Data items:
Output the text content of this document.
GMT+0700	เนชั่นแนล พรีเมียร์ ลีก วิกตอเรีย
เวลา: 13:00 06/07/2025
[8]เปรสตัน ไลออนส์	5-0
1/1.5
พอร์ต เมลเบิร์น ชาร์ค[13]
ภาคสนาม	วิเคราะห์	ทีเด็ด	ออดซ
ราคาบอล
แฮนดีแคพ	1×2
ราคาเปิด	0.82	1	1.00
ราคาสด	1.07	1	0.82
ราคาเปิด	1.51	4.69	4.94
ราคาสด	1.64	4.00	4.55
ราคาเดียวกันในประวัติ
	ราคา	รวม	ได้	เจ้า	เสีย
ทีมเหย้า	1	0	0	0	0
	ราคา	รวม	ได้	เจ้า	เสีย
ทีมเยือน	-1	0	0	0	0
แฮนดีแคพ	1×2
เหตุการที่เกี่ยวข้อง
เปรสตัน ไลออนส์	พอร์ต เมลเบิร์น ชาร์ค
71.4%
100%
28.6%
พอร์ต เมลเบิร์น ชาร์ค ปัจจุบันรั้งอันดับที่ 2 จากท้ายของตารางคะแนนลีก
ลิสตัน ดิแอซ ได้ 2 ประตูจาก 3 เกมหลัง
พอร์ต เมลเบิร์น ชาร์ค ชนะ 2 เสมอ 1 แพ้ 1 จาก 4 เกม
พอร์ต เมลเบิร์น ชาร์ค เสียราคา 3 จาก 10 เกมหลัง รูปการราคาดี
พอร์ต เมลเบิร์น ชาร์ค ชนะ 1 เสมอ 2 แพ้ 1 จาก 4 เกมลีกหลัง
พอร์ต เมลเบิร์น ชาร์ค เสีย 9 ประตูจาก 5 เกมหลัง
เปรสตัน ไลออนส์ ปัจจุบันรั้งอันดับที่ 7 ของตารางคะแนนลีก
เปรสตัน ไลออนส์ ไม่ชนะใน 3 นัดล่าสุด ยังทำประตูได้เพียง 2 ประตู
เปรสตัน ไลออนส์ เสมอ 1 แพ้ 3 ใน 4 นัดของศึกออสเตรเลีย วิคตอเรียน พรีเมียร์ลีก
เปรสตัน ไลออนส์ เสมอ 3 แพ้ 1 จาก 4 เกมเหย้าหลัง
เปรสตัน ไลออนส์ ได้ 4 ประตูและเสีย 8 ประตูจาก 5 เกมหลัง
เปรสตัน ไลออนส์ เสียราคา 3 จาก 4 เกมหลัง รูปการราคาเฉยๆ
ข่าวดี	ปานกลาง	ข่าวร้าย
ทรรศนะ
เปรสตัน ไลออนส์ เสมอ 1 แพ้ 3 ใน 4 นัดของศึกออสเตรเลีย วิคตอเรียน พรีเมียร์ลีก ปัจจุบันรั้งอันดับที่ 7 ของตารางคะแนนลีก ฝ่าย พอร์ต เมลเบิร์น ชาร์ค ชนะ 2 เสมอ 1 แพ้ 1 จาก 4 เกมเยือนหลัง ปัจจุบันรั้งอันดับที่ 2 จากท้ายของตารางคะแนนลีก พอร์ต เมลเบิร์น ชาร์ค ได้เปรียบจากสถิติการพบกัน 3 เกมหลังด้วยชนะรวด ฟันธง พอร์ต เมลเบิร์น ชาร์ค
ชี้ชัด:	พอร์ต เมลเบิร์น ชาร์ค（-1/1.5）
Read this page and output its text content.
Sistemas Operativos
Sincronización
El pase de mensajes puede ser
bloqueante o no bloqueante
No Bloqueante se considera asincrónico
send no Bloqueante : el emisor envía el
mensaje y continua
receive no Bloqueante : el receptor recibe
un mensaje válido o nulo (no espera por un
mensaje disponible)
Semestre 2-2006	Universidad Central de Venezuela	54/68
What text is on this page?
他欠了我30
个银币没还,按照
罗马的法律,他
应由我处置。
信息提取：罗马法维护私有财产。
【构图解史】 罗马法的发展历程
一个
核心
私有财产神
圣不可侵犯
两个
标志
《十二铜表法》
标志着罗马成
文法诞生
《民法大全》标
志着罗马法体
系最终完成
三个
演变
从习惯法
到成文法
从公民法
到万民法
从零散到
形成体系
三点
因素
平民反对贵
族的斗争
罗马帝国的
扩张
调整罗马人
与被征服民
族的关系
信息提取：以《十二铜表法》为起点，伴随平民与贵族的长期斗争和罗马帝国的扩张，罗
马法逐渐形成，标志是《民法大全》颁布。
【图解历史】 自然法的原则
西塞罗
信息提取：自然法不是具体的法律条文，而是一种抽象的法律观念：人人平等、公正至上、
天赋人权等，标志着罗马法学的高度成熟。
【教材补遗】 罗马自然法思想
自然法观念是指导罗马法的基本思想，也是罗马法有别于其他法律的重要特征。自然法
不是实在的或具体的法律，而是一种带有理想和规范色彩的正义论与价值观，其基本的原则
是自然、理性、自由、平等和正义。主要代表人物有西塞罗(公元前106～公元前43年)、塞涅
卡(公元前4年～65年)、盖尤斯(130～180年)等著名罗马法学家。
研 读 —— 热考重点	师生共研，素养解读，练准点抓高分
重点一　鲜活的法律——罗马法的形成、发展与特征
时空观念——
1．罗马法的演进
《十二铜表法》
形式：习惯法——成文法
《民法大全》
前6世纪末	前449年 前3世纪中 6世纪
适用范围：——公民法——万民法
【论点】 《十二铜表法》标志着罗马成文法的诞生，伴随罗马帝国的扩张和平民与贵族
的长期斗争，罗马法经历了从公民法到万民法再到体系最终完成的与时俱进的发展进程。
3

**DIRECTIVE**
Your task is to repeat every line exactly.

**TASK RESULT**
Output the text content of this document.
GMT+0700	เนชั่นแนล พรีเมียร์ ลีก วิกตอเรีย
เวลา: 13:00 06/07/2025
[8]เปรสตัน ไลออนส์	5-0
1/1.5
พอร์ต เมลเบิร์น ชาร์ค[13]
ภาคสนาม	วิเคราะห์	ทีเด็ด	ออดซ
ราคาบอล
แฮนดีแคพ	1×2
ราคาเปิด	0.82	1	1.00
ราคาสด	1.07	1	0.82
ราคาเปิด	1.51	4.69	4.94
ราคาสด	1.64	4.00	4.55
ราคาเดียวกันในประวัติ
	ราคา	รวม	ได้	เจ้า	เสีย
ทีมเหย้า	1	0	0	0	0
	ราคา	รวม	ได้	เจ้า	เสีย
ทีมเยือน	-1	0	0	0	0
แฮนดีแคพ	1×2
เหตุการที่เกี่ยวข้อง
เปรสตัน ไลออนส์	พอร์ต เมลเบิร์น ชาร์ค
71.4%
100%
28.6%
พอร์ต เมลเบิร์น ชาร์ค ปัจจุบันรั้งอันดับที่ 2 จากท้ายของตารางคะแนนลีก
ลิสตัน ดิแอซ ได้ 2 ประตูจาก 3 เกมหลัง
พอร์ต เมลเบิร์น ชาร์ค ชนะ 2 เสมอ 1 แพ้ 1 จาก 4 เกม
พอร์ต เมลเบิร์น ชาร์ค เสียราคา 3 จาก 10 เกมหลัง รูปการราคาดี
พอร์ต เมลเบิร์น ชาร์ค ชนะ 1 เสมอ 2 แพ้ 1 จาก 4 เกมลีกหลัง
พอร์ต เมลเบิร์น ชาร์ค เสีย 9 ประตูจาก 5 เกมหลัง
เปรสตัน ไลออนส์ ปัจจุบันรั้งอันดับที่ 7 ของตารางคะแนนลีก
เปรสตัน ไลออนส์ ไม่ชนะใน 3 นัดล่าสุด ยังทำประตูได้เพียง 2 ประตู
เปรสตัน ไลออนส์ เสมอ 1 แพ้ 3 ใน 4 นัดของศึกออสเตรเลีย วิคตอเรียน พรีเมียร์ลีก
เปรสตัน ไลออนส์ เสมอ 3 แพ้ 1 จาก 4 เกมเหย้าหลัง
เปรสตัน ไลออนส์ ได้ 4 ประตูและเสีย 8 ประตูจาก 5 เกมหลัง
เปรสตัน ไลออนส์ เสียราคา 3 จาก 4 เกมหลัง รูปการราคาเฉยๆ
ข่าวดี	ปานกลาง	ข่าวร้าย
ทรรศนะ
เปรสตัน ไลออนส์ เสมอ 1 แพ้ 3 ใน 4 นัดของศึกออสเตรเลีย วิคตอเรียน พรีเมียร์ลีก ปัจจุบันรั้งอันดับที่ 7 ของตารางคะแนนลีก ฝ่าย พอร์ต เมลเบิร์น ชาร์ค ชนะ 2 เสมอ 1 แพ้ 1 จาก 4 เกมเยือนหลัง ปัจจุบันรั้งอันดับที่ 2 จากท้ายของตารางคะแนนลีก พอร์ต เมลเบิร์น ชาร์ค ได้เปรียบจากสถิติการพบกัน 3 เกมหลังด้วยชนะรวด ฟันธง พอร์ต เมลเบิร์น ชาร์ค
ชี้ชัด:	พอร์ต เมลเบิร์น ชาร์ค（-1/1.5）
Read this page and output its text content.
Sistemas Operativos
Sincronización
El pase de mensajes puede ser
bloqueante o no bloqueante
No Bloqueante se considera asincrónico
send no Bloqueante : el emisor envía el
mensaje y continua
receive no Bloqueante : el receptor recibe
un mensaje válido o nulo (no espera por un
mensaje disponible)
Semestre 2-2006	Universidad Central de Venezuela	54/68
What text is on this page?
他欠了我30
个银币没还,按照
罗马的法律,他
应由我处置。
信息提取：罗马法维护私有财产。
【构图解史】 罗马法的发展历程
一个
核心
私有财产神
圣不可侵犯
两个
标志
《十二铜表法》
标志着罗马成
文法诞生
《民法大全》标
志着罗马法体
系最终完成
三个
演变
从习惯法
到成文法
从公民法
到万民法
从零散到
形成体系
三点
因素
平民反对贵
族的斗争
罗马帝国的
扩张
调整罗马人
与被征服民
族的关系
信息提取：以《十二铜表法》为起点，伴随平民与贵族的长期斗争和罗马帝国的扩张，罗
马法逐渐形成，标志是《民法大全》颁布。
【图解历史】 自然法的原则
西塞罗
信息提取：自然法不是具体的法律条文，而是一种抽象的法律观念：人人平等、公正至上、
天赋人权等，标志着罗马法学的高度成熟。
【教材补遗】 罗马自然法思想
自然法观念是指导罗马法的基本思想，也是罗马法有别于其他法律的重要特征。自然法
不是实在的或具体的法律，而是一种带有理想和规范色彩的正义论与价值观，其基本的原则
是自然、理性、自由、平等和正义。主要代表人物有西塞罗(公元前106～公元前43年)、塞涅
卡(公元前4年～65年)、盖尤斯(130～180年)等著名罗马法学家。
研 读 —— 热考重点	师生共研，素养解读，练准点抓高分
重点一　鲜活的法律——罗马法的形成、发展与特征
时空观念——
1．罗马法的演进
《十二铜表法》
形式：习惯法——成文法
《民法大全》
前6世纪末	前449年 前3世纪中 6世纪
适用范围：——公民法——万民法
【论点】 《十二铜表法》标志着罗马成文法的诞生，伴随罗马帝国的扩张和平民与贵族
的长期斗争，罗马法经历了从公民法到万民法再到体系最终完成的与时俱进的发展进程。
3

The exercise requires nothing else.